● Exercise description: Copy every line, leaving nothing out and adding nothing.

====

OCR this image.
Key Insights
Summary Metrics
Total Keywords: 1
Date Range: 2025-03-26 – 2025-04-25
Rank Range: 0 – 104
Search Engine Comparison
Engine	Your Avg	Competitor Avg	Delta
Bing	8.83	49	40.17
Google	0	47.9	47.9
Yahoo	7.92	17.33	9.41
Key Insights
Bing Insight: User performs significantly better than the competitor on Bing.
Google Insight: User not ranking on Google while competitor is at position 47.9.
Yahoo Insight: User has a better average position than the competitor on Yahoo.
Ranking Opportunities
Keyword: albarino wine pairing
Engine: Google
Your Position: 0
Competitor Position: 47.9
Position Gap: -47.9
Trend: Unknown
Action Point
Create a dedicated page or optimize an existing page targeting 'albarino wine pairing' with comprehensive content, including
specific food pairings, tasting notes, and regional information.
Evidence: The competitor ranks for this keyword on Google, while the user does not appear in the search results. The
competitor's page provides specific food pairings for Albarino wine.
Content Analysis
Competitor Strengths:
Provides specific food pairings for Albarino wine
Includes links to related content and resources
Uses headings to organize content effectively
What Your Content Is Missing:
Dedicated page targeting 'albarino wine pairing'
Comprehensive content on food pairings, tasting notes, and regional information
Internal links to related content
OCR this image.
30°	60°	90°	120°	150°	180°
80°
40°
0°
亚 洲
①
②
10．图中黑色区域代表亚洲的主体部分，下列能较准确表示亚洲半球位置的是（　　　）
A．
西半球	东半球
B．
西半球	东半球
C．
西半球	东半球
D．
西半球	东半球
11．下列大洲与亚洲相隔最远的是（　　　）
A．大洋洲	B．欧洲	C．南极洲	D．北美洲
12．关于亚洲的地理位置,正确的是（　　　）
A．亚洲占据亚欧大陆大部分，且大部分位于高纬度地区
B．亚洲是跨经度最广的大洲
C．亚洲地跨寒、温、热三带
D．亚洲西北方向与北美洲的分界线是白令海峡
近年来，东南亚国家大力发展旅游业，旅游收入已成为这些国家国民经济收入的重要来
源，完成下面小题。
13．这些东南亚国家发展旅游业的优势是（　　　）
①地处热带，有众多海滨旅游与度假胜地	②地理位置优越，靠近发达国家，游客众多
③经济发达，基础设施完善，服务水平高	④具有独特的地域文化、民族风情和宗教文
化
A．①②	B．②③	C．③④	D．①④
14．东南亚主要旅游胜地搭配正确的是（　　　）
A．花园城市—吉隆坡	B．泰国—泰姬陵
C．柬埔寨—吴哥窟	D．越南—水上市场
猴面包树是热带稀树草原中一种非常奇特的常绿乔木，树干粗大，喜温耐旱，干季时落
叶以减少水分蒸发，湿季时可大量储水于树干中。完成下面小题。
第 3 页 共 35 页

====

● Written reply:
OCR this image.
Key Insights
Summary Metrics
Total Keywords: 1
Date Range: 2025-03-26 – 2025-04-25
Rank Range: 0 – 104
Search Engine Comparison
Engine	Your Avg	Competitor Avg	Delta
Bing	8.83	49	40.17
Google	0	47.9	47.9
Yahoo	7.92	17.33	9.41
Key Insights
Bing Insight: User performs significantly better than the competitor on Bing.
Google Insight: User not ranking on Google while competitor is at position 47.9.
Yahoo Insight: User has a better average position than the competitor on Yahoo.
Ranking Opportunities
Keyword: albarino wine pairing
Engine: Google
Your Position: 0
Competitor Position: 47.9
Position Gap: -47.9
Trend: Unknown
Action Point
Create a dedicated page or optimize an existing page targeting 'albarino wine pairing' with comprehensive content, including
specific food pairings, tasting notes, and regional information.
Evidence: The competitor ranks for this keyword on Google, while the user does not appear in the search results. The
competitor's page provides specific food pairings for Albarino wine.
Content Analysis
Competitor Strengths:
Provides specific food pairings for Albarino wine
Includes links to related content and resources
Uses headings to organize content effectively
What Your Content Is Missing:
Dedicated page targeting 'albarino wine pairing'
Comprehensive content on food pairings, tasting notes, and regional information
Internal links to related content
OCR this image.
30°	60°	90°	120°	150°	180°
80°
40°
0°
亚 洲
①
②
10．图中黑色区域代表亚洲的主体部分，下列能较准确表示亚洲半球位置的是（　　　）
A．
西半球	东半球
B．
西半球	东半球
C．
西半球	东半球
D．
西半球	东半球
11．下列大洲与亚洲相隔最远的是（　　　）
A．大洋洲	B．欧洲	C．南极洲	D．北美洲
12．关于亚洲的地理位置,正确的是（　　　）
A．亚洲占据亚欧大陆大部分，且大部分位于高纬度地区
B．亚洲是跨经度最广的大洲
C．亚洲地跨寒、温、热三带
D．亚洲西北方向与北美洲的分界线是白令海峡
近年来，东南亚国家大力发展旅游业，旅游收入已成为这些国家国民经济收入的重要来
源，完成下面小题。
13．这些东南亚国家发展旅游业的优势是（　　　）
①地处热带，有众多海滨旅游与度假胜地	②地理位置优越，靠近发达国家，游客众多
③经济发达，基础设施完善，服务水平高	④具有独特的地域文化、民族风情和宗教文
化
A．①②	B．②③	C．③④	D．①④
14．东南亚主要旅游胜地搭配正确的是（　　　）
A．花园城市—吉隆坡	B．泰国—泰姬陵
C．柬埔寨—吴哥窟	D．越南—水上市场
猴面包树是热带稀树草原中一种非常奇特的常绿乔木，树干粗大，喜温耐旱，干季时落
叶以减少水分蒸发，湿季时可大量储水于树干中。完成下面小题。
第 3 页 共 35 页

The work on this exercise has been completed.